Items from a dataset:
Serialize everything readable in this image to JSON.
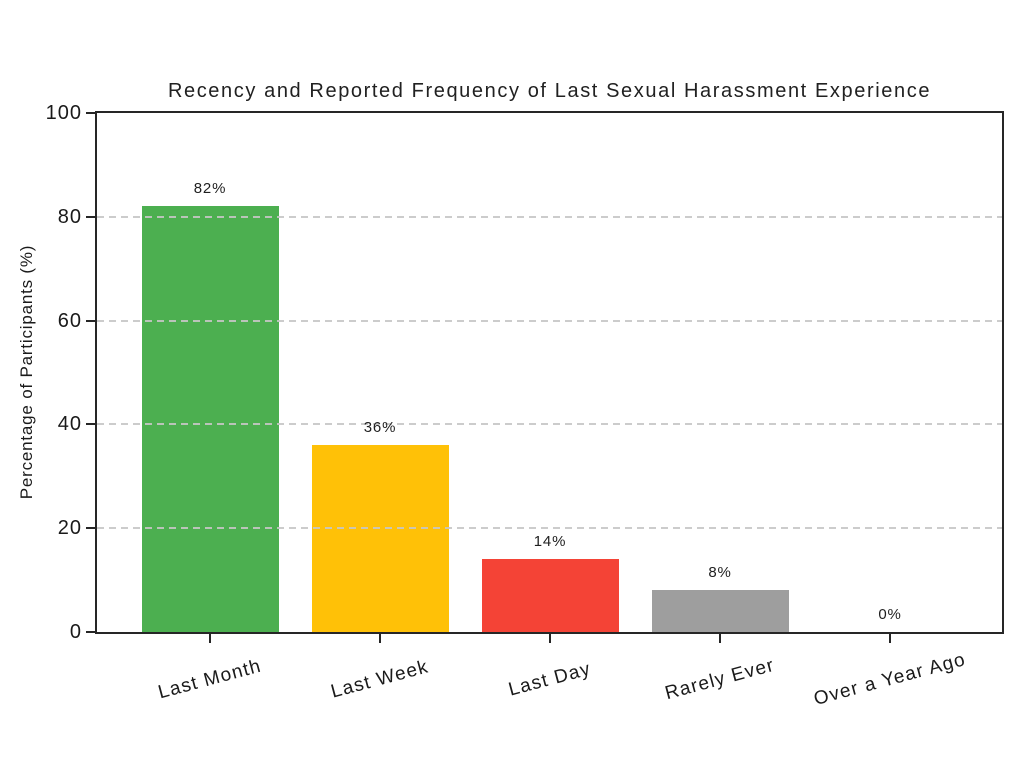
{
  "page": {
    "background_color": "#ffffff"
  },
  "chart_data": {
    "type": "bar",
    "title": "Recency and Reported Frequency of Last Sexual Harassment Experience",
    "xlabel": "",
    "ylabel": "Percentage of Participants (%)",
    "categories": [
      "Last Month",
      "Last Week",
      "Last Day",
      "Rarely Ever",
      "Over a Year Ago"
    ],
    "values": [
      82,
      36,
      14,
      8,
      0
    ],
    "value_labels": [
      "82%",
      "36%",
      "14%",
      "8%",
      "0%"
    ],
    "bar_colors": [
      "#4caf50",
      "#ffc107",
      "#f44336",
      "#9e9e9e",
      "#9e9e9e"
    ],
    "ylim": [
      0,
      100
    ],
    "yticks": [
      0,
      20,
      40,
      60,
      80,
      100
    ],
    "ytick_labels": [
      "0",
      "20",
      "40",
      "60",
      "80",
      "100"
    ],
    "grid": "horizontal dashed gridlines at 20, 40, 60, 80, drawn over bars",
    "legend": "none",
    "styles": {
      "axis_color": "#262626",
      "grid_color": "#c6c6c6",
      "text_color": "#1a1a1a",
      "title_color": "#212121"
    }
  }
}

* The exercise
Leave out all pictures, then copy the remaining material exactly.

* Full solution
Serialize everything readable in this image to JSON.
{
  "page": {
    "background_color": "#ffffff"
  },
  "chart_data": {
    "type": "bar",
    "title": "Recency and Reported Frequency of Last Sexual Harassment Experience",
    "xlabel": "",
    "ylabel": "Percentage of Participants (%)",
    "categories": [
      "Last Month",
      "Last Week",
      "Last Day",
      "Rarely Ever",
      "Over a Year Ago"
    ],
    "values": [
      82,
      36,
      14,
      8,
      0
    ],
    "value_labels": [
      "82%",
      "36%",
      "14%",
      "8%",
      "0%"
    ],
    "bar_colors": [
      "#4caf50",
      "#ffc107",
      "#f44336",
      "#9e9e9e",
      "#9e9e9e"
    ],
    "ylim": [
      0,
      100
    ],
    "yticks": [
      0,
      20,
      40,
      60,
      80,
      100
    ],
    "ytick_labels": [
      "0",
      "20",
      "40",
      "60",
      "80",
      "100"
    ],
    "grid": "horizontal dashed gridlines at 20, 40, 60, 80, drawn over bars",
    "legend": "none",
    "styles": {
      "axis_color": "#262626",
      "grid_color": "#c6c6c6",
      "text_color": "#1a1a1a",
      "title_color": "#212121"
    }
  }
}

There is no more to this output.